Wherever the string "content" appears in a line, extract that line.

--- start Material for this task ---

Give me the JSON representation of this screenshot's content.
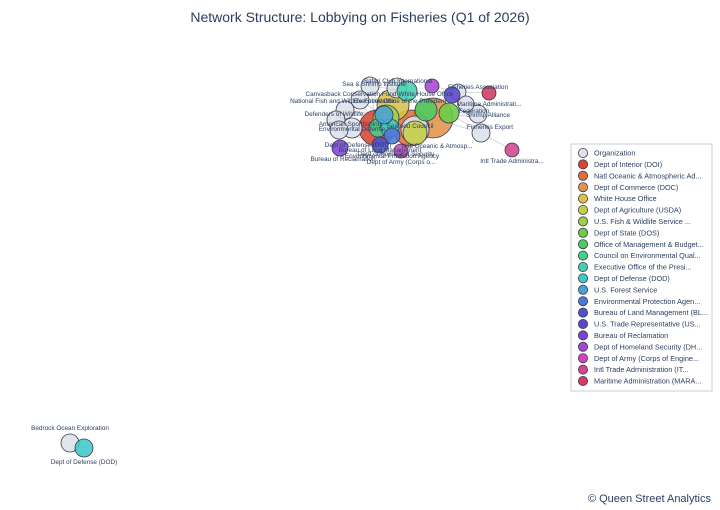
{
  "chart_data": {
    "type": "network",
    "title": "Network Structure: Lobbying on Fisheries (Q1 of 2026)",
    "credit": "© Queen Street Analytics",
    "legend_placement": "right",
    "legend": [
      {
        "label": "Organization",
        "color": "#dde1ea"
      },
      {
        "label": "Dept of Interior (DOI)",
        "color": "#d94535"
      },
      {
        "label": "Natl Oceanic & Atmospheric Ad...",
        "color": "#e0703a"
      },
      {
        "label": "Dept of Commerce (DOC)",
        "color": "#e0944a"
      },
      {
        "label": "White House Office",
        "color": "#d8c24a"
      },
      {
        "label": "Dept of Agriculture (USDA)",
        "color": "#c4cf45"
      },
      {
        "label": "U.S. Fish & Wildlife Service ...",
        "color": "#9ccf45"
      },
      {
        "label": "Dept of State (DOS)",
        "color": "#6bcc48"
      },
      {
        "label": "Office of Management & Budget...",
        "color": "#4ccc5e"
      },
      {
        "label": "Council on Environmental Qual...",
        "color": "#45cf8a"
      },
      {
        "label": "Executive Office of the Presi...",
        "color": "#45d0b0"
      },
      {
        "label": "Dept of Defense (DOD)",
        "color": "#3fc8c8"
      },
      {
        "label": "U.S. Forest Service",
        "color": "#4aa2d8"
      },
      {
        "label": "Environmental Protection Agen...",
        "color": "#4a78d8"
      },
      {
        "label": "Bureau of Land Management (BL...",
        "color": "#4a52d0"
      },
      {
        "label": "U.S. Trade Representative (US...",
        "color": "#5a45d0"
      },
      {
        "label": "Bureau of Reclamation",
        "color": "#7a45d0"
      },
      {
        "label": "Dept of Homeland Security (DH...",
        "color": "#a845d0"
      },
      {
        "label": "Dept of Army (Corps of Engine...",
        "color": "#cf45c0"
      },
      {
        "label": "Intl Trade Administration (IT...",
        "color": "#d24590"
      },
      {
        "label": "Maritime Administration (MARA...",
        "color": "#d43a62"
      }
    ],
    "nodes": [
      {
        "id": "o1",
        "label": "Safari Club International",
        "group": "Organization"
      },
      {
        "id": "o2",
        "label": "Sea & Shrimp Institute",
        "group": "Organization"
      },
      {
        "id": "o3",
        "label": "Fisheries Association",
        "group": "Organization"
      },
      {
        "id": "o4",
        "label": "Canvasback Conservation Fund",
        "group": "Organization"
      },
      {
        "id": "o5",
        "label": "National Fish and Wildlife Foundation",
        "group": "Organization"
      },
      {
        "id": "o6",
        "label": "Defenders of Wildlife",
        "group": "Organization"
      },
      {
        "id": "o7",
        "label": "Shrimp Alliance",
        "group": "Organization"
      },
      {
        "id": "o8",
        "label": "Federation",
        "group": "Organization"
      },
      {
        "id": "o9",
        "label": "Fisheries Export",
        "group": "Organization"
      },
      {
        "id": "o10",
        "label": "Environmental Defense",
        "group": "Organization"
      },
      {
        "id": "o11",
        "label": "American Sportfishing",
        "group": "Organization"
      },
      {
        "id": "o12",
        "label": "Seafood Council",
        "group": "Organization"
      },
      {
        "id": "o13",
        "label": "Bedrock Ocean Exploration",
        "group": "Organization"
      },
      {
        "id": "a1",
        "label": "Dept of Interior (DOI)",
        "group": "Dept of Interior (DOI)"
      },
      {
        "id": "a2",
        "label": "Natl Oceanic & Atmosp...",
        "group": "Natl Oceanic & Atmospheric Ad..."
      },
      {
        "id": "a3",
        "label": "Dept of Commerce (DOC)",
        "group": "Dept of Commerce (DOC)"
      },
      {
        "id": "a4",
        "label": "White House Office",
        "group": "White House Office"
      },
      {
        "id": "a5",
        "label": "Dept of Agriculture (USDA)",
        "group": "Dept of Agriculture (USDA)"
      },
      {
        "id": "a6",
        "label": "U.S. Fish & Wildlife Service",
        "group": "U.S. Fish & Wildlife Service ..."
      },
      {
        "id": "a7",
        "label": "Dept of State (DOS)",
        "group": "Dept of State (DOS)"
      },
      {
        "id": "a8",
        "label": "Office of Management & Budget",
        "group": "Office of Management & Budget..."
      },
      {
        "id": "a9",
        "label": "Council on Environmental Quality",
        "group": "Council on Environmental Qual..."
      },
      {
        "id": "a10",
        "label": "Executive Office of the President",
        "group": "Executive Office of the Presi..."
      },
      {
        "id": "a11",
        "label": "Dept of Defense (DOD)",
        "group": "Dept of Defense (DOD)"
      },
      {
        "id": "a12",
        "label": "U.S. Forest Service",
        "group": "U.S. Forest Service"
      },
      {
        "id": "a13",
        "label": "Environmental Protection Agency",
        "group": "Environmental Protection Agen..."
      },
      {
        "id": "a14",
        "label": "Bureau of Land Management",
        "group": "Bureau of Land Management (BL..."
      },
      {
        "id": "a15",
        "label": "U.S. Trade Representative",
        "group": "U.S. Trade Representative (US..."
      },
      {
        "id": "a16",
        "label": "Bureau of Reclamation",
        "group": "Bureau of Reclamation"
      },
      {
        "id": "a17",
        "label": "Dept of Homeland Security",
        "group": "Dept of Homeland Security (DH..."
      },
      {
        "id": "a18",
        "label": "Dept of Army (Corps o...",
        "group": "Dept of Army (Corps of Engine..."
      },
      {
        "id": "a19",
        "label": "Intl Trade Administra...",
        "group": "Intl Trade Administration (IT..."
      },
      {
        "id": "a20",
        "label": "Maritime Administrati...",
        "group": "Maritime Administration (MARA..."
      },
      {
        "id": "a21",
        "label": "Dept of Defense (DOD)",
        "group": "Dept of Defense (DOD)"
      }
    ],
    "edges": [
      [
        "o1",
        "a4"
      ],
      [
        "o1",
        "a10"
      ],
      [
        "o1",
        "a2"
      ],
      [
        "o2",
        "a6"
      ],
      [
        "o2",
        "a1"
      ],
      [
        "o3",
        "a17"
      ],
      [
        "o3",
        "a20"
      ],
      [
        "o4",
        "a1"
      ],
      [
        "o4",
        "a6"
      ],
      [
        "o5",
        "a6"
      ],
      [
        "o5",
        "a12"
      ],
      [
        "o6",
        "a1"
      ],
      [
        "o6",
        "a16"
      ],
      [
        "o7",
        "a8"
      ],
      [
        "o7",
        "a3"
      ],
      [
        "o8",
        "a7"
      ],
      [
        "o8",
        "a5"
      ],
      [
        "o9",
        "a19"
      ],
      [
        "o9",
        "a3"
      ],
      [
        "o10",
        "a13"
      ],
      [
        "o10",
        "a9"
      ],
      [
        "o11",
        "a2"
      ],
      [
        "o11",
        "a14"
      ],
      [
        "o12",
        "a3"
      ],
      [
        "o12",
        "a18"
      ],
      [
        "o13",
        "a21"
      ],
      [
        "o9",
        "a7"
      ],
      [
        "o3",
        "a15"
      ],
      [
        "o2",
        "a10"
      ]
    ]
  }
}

--- end Material for this task ---
--- start Material for this task ---

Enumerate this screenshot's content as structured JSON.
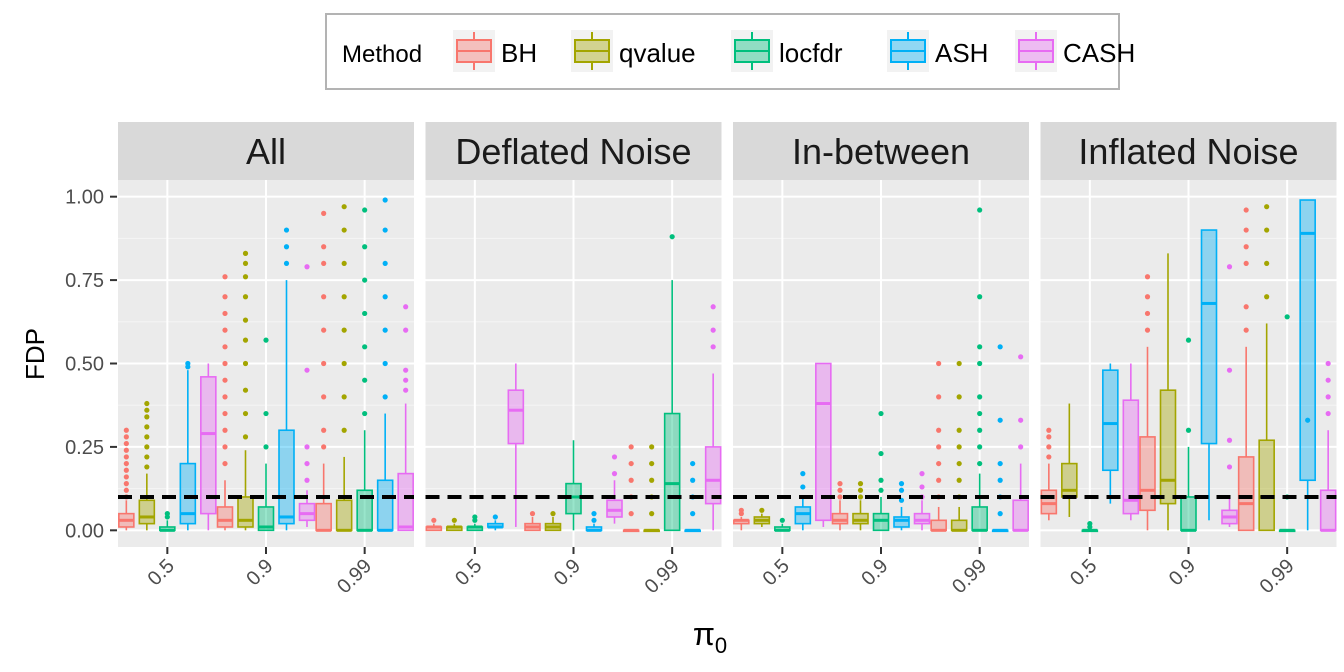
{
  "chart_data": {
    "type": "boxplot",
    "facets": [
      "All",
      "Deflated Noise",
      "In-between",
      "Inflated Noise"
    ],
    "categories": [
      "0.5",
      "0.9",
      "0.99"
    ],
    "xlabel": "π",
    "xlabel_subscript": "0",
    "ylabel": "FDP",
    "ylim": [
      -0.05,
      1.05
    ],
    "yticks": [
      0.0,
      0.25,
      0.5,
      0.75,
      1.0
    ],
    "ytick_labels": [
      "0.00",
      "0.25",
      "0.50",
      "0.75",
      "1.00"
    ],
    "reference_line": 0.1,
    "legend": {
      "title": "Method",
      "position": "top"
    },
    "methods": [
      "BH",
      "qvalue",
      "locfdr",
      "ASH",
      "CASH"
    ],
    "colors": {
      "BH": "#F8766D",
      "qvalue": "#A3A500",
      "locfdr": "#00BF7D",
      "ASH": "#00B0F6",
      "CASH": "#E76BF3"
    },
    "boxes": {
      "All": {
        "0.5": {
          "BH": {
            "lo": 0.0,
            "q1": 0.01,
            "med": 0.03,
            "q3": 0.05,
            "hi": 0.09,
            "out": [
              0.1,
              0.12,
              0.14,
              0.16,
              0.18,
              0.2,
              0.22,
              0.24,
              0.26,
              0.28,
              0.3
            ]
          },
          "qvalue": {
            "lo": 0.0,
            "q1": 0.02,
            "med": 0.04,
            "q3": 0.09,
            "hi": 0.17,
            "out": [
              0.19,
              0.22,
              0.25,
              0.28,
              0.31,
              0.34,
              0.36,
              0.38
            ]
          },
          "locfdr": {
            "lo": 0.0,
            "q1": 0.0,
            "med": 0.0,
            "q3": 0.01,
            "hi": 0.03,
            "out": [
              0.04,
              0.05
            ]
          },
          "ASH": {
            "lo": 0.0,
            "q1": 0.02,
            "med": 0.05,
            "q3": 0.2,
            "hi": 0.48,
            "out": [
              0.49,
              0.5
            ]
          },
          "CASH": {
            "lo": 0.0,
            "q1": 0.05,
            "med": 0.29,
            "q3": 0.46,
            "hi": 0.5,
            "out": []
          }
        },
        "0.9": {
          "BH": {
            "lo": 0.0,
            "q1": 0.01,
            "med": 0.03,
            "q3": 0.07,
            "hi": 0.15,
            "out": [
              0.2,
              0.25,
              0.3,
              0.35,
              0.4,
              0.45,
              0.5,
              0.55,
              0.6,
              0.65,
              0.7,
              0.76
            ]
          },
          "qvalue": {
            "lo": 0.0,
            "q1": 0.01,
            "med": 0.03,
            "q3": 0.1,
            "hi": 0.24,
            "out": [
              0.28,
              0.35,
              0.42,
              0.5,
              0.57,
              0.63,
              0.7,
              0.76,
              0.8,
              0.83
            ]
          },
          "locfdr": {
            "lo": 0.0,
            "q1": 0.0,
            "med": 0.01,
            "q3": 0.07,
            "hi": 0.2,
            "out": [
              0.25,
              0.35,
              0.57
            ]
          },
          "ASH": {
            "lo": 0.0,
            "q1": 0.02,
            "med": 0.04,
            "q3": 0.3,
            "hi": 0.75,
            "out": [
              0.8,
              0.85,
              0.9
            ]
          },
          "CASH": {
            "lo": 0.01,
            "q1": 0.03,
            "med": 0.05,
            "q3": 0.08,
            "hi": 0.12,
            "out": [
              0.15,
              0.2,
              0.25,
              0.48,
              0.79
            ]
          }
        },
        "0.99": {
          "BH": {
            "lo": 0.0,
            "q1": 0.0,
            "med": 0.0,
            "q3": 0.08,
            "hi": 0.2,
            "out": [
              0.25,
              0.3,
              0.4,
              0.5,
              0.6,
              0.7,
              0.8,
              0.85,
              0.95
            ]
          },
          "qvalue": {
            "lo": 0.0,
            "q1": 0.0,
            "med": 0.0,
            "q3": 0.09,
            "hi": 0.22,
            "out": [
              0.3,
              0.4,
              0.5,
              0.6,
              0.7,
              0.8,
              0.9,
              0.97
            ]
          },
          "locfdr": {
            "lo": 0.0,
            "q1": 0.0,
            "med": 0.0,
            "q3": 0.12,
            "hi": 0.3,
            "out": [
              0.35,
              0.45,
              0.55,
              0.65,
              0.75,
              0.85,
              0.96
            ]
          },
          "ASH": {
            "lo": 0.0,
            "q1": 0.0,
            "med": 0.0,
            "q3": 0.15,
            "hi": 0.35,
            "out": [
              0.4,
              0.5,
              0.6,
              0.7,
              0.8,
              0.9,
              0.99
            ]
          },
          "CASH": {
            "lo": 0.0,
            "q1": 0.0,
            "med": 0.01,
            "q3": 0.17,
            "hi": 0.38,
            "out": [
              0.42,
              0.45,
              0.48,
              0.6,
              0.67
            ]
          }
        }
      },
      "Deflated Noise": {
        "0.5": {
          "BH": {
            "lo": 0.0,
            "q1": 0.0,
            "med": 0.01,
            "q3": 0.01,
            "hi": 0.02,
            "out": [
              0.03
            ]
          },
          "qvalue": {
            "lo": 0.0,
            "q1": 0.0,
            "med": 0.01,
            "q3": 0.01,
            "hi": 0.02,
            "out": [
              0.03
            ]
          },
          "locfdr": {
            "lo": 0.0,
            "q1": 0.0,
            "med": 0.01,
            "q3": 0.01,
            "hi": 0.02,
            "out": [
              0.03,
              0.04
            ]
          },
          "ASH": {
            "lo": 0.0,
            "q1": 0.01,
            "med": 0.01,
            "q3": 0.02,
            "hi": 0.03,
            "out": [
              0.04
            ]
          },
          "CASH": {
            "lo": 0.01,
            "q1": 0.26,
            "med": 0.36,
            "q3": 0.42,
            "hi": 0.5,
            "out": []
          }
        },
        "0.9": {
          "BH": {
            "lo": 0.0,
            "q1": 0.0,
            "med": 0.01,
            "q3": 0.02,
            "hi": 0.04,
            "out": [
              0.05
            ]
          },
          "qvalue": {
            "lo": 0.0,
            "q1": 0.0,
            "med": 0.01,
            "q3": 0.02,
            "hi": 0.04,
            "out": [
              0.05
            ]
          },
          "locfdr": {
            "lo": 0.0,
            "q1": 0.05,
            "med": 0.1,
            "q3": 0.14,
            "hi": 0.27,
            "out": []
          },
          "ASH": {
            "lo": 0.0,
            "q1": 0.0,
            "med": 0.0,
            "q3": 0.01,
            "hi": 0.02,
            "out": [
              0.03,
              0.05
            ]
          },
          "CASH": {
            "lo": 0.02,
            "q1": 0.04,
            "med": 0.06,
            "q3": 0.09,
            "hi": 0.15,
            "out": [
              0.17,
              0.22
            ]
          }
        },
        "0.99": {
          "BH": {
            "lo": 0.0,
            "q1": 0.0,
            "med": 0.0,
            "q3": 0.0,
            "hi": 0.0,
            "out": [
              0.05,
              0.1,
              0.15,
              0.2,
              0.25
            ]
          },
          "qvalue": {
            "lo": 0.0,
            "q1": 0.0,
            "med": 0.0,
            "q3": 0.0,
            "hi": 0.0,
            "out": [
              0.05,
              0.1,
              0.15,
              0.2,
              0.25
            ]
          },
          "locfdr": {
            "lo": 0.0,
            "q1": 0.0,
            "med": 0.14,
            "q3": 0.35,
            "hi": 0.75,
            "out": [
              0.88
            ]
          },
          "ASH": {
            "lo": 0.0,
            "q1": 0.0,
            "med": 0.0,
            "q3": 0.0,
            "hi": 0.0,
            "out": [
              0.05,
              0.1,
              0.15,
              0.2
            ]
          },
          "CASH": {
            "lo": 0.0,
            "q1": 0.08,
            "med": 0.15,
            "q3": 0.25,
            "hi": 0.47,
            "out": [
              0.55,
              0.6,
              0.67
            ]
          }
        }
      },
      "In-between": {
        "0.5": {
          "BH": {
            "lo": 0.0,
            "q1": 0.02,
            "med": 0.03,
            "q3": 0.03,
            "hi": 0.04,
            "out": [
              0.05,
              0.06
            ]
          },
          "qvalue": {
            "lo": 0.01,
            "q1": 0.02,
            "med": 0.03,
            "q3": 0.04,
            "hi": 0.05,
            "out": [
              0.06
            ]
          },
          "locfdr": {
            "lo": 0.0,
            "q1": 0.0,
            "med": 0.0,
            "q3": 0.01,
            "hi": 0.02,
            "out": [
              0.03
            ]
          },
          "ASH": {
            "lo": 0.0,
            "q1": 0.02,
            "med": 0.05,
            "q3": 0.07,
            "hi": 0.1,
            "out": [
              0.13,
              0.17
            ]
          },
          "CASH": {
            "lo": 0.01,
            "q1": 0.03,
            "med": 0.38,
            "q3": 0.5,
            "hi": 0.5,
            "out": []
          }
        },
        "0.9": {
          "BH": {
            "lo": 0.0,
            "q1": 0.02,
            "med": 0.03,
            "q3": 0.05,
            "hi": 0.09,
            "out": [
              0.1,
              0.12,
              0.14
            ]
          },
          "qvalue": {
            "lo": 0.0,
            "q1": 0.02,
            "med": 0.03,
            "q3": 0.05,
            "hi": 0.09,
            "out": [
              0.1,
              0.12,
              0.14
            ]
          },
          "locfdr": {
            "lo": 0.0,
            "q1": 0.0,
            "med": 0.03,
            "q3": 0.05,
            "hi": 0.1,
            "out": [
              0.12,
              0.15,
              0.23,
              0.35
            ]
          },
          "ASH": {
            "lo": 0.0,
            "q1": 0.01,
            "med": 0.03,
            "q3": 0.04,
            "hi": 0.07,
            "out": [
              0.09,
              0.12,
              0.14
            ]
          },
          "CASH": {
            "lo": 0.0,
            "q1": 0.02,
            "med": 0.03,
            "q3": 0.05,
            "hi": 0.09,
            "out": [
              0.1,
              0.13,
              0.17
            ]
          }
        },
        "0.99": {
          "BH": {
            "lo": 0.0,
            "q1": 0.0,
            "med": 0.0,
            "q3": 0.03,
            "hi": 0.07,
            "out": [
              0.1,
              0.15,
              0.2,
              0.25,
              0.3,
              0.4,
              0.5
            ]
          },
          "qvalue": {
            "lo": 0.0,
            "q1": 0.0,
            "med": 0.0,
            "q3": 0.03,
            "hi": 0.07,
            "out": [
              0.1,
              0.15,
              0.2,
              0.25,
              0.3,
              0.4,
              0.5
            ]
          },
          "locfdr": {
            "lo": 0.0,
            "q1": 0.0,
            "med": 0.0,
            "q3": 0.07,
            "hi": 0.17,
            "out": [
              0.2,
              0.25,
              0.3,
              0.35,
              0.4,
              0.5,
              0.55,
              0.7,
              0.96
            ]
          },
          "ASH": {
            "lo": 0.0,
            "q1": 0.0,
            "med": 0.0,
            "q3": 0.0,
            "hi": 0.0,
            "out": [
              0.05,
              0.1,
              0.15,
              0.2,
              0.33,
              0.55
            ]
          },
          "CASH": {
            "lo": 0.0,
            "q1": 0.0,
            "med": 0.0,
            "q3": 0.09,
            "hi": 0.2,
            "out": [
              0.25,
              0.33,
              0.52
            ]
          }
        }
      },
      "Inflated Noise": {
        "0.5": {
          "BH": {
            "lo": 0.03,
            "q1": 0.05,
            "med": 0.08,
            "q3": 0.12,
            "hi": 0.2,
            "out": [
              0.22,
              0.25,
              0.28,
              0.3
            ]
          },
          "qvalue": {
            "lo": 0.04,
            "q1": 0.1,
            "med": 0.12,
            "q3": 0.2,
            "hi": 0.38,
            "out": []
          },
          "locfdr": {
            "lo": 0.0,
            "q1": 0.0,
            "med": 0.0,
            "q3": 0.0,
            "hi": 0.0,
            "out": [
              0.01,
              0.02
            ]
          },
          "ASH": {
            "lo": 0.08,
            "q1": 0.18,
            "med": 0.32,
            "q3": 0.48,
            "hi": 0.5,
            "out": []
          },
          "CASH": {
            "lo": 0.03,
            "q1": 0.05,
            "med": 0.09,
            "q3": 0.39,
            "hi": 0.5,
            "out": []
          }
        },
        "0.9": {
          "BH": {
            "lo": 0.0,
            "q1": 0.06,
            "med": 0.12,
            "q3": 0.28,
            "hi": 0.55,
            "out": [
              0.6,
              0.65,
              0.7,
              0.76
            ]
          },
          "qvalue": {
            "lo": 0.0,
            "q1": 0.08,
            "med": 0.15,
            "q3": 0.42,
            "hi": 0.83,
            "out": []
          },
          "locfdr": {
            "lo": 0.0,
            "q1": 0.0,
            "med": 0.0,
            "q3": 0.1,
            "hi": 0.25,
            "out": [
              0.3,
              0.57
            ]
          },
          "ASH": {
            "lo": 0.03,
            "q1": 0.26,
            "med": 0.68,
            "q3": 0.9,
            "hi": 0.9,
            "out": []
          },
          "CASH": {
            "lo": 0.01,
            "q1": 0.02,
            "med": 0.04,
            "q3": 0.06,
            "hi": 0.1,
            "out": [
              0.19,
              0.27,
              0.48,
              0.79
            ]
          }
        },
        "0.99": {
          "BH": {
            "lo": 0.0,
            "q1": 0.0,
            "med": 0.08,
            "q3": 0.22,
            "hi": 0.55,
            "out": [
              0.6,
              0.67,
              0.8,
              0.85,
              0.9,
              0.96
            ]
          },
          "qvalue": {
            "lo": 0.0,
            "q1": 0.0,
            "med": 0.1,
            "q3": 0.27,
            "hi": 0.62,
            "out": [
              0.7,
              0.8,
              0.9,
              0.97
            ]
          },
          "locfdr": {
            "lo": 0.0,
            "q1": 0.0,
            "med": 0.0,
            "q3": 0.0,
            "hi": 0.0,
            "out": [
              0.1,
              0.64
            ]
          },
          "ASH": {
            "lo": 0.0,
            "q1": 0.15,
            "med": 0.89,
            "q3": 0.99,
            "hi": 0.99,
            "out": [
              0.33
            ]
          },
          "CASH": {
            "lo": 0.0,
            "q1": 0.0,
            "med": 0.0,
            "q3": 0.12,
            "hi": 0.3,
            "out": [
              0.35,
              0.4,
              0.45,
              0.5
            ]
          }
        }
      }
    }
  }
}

--- end Material for this task ---

• Written answer
Give me the JSON representation of this screenshot's content.
Enumerate this screenshot's content as structured JSON.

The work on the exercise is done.